◆ **AIM OF THE EXERCISE**
Resume the piece on church discipline below, continuing it from its last sentence.

Church discipline — theology and practice
Church discipline is one of those subjects most people would rather avoid. It has sometimes been mishandled in ways that were harsh, proud, and deeply damaging — and that history leaves a mark. But even so, church discipline remains a biblical duty and a necessary part of the church’s life. Understood rightly, it is not mainly about punishment. It is about holiness, love, truth, repentance, and restoration.
Here is the thing: the question is not whether the church has the right to control people. That is the wrong question, and it leads to the wrong answers. The right question is this: How does Christ want His people to lovingly guard truth, holiness, and one another’s souls?
That is a very different question. And when we approach it that way, discipline stops looking like a power play and starts looking like what it actually is — shepherding work. Fence-mending, wound-tending, soul-guarding work. Hard work, sometimes painful work, but when done the way the Bible describes, genuinely good work.
The Theological Foundation
Why Discipline Is Not Optional
Church discipline begins with the nature of the church itself. The church is not a weekly meeting, a motivational club, or a loose association of religious consumers. The church is the body of Christ, the household of God, the flock of the Chief Shepherd, a holy people set apart for the Lord. Because the church belongs to Christ, it must care about what honors Him — and that concern is what gives discipline its theological roots.
The holiness of God. God is holy, and His people are called to reflect that holiness. 1 Peter 1:15–16 simply says, “Be ye holy; for I am holy.” If a church shrugs at open rebellion, excuses what God condemns, or acts as though repentance no longer matters, it is denying something basic about the character of the God it claims to worship. Discipline exists because holiness matters.
The lordship of Christ. Christ is Head of the church. That means membership is not merely a voluntary association on our own terms. To belong to the church is to belong to Christ and to live under His authority. Church discipline is one of the ways a congregation acknowledges that Jesus — not the individual — is Lord.
The purity of the gospel. A church does not only proclaim the gospel with its lips. It either adorns or dishonors it with its life. If a church says, “Jesus saves sinners and calls them to repentance,” but then treats ongoing, unrepentant sin as no concern at all, the church is telling a lie with its behavior. Discipline protects the visible credibility of the church’s message.
The love of the body. Discipline is not opposed to love. Properly understood, it is an expression of love. A church that never warns, never corrects, never confronts, and never calls a wandering believer back is not more loving. It is less loving. Love does not smile while a brother walks toward a cliff. Love does not cover cowardice with the language of kindness. Love tells the truth, even when the truth is hard. In the best sense, discipline is the church saying: We care too much about you, about Christ’s name, and about the truth to pretend this does not matter.
Two Senses of Church Discipline
It helps to understand that church discipline can be spoken of in two related but distinct ways.

◆ **ENTRIES SHOWN**
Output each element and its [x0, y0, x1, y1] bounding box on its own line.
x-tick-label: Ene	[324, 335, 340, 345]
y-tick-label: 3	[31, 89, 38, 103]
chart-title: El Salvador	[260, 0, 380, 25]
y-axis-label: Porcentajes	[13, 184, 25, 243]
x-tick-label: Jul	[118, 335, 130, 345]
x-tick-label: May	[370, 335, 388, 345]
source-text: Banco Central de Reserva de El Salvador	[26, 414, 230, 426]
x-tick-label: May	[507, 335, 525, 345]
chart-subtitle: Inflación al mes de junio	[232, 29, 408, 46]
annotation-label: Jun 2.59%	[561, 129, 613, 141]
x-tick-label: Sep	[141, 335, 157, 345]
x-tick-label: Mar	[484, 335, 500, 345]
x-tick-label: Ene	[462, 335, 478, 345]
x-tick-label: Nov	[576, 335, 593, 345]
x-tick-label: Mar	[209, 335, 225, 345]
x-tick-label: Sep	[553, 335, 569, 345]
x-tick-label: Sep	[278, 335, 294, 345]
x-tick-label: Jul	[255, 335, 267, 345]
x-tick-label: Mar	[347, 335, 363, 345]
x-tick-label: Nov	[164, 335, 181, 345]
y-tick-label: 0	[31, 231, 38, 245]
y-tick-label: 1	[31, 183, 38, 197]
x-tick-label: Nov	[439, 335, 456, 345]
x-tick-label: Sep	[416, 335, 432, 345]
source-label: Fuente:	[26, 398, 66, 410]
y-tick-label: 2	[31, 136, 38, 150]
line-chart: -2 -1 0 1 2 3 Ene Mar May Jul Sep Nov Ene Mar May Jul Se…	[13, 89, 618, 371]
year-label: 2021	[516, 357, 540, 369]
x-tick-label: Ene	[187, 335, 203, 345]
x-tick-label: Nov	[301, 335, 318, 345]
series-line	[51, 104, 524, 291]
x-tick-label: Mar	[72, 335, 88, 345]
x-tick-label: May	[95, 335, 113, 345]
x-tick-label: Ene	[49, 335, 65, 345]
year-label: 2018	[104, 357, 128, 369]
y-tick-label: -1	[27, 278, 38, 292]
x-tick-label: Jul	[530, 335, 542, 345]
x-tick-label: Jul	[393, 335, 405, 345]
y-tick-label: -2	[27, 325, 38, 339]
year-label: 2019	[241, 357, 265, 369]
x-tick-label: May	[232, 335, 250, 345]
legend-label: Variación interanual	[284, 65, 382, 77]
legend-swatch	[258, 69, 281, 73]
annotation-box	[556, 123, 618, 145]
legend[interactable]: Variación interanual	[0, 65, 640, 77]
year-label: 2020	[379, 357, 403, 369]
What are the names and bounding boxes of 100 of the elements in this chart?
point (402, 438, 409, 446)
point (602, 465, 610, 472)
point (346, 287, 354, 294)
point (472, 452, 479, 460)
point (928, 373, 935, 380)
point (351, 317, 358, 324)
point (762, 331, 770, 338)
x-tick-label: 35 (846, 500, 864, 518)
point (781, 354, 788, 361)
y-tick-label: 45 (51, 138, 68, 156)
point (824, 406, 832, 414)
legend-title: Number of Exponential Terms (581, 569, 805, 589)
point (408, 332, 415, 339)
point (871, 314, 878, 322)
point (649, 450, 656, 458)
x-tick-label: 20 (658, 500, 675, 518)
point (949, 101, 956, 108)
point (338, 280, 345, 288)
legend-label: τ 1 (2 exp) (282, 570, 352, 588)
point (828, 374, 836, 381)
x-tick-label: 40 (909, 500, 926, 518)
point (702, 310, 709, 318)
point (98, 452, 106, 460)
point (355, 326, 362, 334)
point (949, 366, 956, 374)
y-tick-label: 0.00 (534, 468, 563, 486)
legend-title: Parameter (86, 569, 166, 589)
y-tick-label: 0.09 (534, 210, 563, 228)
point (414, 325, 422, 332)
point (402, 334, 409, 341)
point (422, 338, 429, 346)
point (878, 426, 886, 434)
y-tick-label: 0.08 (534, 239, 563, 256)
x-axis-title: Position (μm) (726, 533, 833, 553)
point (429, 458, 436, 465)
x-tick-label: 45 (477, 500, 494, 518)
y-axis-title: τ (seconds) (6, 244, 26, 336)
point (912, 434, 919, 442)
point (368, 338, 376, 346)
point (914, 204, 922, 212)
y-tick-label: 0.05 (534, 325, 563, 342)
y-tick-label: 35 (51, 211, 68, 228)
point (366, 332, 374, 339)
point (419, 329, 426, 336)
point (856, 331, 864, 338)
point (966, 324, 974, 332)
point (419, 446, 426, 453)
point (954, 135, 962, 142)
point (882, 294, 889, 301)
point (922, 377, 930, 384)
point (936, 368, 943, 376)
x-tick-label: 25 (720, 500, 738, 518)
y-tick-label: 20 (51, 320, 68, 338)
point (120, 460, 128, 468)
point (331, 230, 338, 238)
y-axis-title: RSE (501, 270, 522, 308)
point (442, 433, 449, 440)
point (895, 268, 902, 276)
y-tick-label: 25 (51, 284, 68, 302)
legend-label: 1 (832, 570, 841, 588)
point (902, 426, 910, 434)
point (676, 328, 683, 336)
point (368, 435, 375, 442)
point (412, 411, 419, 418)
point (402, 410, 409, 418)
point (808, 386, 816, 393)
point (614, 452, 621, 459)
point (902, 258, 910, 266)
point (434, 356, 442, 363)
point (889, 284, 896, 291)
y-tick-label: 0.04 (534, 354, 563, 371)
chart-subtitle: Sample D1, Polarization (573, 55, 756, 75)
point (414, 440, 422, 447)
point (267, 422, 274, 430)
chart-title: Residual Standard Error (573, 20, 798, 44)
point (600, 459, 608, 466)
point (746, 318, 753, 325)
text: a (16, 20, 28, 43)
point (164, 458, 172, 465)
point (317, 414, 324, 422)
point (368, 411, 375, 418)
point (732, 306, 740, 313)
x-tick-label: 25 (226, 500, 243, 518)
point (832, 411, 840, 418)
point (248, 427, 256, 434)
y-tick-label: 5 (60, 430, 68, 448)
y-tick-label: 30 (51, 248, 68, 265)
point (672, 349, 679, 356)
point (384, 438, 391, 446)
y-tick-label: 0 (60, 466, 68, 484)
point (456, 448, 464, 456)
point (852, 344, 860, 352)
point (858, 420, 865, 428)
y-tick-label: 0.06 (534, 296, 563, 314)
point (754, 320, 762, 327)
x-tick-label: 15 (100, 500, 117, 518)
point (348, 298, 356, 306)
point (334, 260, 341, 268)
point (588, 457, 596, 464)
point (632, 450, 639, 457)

◆ **RESULT FOR THIS EXERCISE**
In the broad sense, discipline is the whole ongoing training ministry of the church — preaching, teaching, discipleship, counsel, correction, encouragement, and formation. Every time a pastor preaches the Word, every time a teacher corrects error, every time a mature believer helps a younger Christian walk straight, that is discipline in the broad sense. This is the positive, ongoing shaping of a holy people, and in that sense every healthy church practices it all the time whether it uses the term or not.
In the narrower sense, church discipline refers to the formal steps taken when a professing believer persists in serious, outward, unrepentant sin — where warnings become more direct and where, if repentance does not come, the church may eventually remove someone from membership or the Lord’s Table. This is what people usually mean when they say “church discipline.” It is not the whole picture, but it is the sharp edge of it.
Keeping both senses in view matters, because formal discipline should be relatively rare in a church where broad, ordinary, loving correction is already happening all the time.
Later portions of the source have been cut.